■ Exercise description:
Find every line in the records below that contains the word "condition", and copy each such line.

■ Input records:

++++

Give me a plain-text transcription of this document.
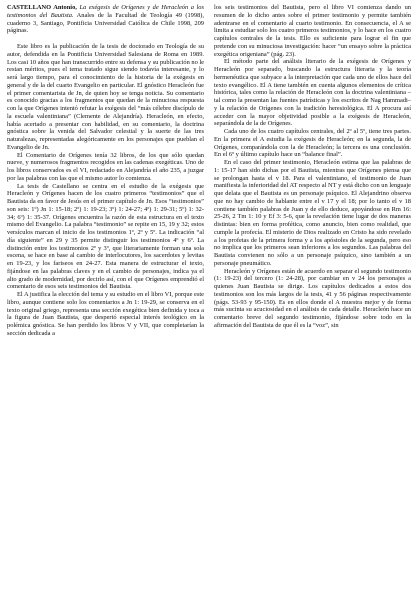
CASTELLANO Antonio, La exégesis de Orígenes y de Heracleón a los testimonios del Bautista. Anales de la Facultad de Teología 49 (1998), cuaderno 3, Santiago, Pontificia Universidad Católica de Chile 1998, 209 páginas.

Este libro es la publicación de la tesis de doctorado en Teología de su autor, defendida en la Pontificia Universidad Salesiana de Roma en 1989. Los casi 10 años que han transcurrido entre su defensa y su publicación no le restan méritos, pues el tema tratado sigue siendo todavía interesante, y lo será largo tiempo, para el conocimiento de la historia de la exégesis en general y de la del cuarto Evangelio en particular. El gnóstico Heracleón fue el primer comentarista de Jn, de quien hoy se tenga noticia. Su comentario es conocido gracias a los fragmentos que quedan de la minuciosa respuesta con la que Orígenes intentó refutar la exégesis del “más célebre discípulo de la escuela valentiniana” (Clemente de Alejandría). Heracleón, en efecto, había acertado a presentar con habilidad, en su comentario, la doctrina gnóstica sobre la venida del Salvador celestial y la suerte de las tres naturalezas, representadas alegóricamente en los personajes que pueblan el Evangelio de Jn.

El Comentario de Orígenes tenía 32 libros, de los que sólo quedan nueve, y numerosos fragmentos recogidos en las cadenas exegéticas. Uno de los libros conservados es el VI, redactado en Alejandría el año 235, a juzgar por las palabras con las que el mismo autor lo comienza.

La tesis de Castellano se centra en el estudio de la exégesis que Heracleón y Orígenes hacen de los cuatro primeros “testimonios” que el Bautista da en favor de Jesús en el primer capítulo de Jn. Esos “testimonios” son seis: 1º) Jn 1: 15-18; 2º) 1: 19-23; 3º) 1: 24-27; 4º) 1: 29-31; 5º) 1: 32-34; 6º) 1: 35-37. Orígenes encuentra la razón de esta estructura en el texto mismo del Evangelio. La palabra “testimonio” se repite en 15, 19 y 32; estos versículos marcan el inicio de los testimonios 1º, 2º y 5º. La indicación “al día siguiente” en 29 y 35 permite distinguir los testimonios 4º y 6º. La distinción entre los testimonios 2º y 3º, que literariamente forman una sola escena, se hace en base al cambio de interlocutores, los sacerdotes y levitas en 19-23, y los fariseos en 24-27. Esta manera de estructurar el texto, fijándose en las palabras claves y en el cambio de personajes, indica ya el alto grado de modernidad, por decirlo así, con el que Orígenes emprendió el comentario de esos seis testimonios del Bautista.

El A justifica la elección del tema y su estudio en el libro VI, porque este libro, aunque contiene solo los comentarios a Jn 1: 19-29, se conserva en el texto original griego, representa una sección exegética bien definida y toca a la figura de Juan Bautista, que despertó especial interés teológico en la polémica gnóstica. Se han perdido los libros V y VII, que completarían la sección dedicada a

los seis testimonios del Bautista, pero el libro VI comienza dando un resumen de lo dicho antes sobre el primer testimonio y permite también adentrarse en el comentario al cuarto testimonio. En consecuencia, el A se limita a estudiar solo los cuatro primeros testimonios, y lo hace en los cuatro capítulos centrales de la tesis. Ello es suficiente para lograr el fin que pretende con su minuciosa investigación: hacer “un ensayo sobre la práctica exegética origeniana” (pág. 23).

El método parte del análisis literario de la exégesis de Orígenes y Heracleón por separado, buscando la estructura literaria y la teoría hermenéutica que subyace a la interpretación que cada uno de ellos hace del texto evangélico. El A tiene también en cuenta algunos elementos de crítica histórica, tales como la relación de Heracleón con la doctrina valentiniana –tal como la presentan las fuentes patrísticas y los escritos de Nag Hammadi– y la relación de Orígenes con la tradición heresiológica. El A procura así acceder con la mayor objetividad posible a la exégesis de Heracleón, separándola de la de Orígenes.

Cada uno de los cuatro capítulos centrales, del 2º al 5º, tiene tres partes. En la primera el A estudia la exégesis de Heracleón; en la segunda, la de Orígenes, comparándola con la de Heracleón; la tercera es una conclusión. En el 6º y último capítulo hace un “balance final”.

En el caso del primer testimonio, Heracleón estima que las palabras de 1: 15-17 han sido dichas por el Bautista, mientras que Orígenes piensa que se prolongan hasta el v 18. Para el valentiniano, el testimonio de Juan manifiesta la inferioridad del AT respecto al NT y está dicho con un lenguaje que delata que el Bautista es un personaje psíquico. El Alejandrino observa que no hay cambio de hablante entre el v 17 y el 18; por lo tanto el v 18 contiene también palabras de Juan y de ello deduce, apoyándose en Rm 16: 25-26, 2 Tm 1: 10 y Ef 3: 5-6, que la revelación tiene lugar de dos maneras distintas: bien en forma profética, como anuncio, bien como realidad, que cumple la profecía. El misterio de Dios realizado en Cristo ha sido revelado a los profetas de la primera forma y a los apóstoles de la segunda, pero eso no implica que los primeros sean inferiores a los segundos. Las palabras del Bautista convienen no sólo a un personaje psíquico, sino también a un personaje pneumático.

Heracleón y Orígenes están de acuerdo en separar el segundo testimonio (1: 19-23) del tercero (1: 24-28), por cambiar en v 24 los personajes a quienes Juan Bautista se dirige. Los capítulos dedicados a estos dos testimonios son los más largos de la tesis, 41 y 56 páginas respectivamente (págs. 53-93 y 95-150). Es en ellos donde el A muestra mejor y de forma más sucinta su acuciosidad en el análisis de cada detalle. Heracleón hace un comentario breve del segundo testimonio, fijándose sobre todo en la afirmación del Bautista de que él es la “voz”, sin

++++

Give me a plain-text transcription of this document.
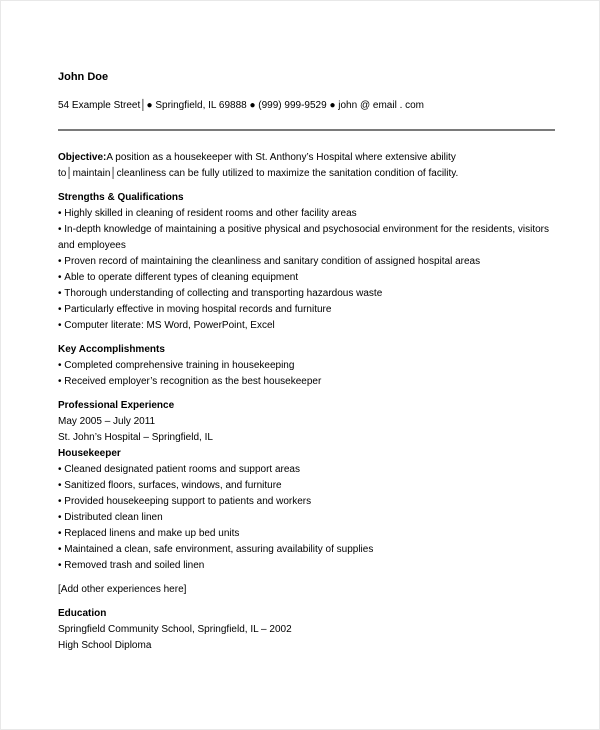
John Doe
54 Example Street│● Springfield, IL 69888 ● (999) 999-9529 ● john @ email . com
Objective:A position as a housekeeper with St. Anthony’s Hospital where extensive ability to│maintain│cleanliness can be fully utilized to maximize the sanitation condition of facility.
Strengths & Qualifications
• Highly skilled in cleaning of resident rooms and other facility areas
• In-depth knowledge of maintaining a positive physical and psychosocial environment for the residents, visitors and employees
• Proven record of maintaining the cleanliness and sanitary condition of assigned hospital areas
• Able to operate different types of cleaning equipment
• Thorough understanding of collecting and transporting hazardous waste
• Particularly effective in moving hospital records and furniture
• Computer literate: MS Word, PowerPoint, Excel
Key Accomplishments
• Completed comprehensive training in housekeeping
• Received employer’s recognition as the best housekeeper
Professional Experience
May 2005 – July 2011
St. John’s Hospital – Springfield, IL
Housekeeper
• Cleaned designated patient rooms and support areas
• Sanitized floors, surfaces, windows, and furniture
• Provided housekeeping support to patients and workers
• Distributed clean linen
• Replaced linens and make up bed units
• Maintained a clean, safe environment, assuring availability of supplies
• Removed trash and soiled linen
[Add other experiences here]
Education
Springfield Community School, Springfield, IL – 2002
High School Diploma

++++

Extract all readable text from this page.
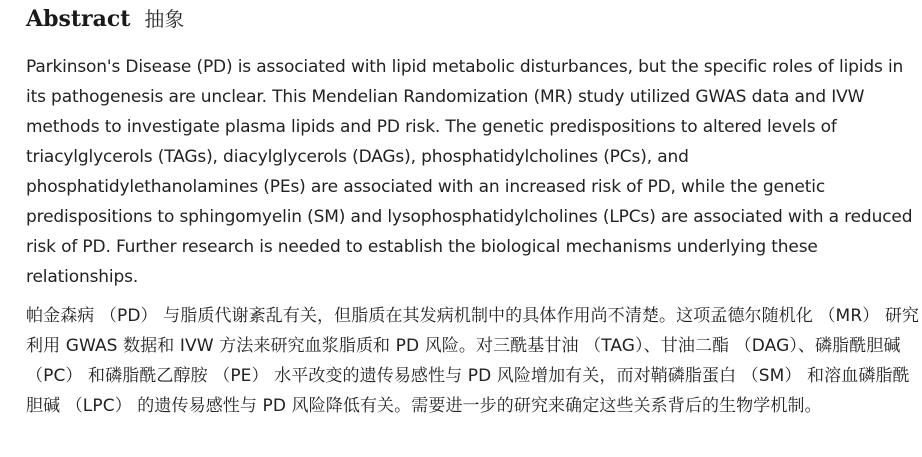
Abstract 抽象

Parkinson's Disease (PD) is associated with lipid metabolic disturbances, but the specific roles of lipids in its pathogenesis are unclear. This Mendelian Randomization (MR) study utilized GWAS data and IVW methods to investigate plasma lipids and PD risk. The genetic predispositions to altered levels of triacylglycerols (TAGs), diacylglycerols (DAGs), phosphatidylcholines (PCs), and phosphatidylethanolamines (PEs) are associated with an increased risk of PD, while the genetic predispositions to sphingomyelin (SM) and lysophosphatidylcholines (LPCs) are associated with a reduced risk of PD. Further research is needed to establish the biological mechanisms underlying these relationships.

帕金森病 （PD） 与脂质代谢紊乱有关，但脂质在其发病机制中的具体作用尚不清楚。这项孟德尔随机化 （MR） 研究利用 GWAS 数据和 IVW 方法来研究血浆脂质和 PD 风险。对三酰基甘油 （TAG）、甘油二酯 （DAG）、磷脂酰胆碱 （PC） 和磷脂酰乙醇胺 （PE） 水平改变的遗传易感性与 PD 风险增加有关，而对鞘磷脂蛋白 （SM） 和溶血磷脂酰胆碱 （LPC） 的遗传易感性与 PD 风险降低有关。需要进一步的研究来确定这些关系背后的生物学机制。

++++

■ Exercise result:
Objective:A position as a housekeeper with St. Anthony’s Hospital where extensive ability to│maintain│cleanliness can be fully utilized to maximize the sanitation condition of facility.
• Proven record of maintaining the cleanliness and sanitary condition of assigned hospital areas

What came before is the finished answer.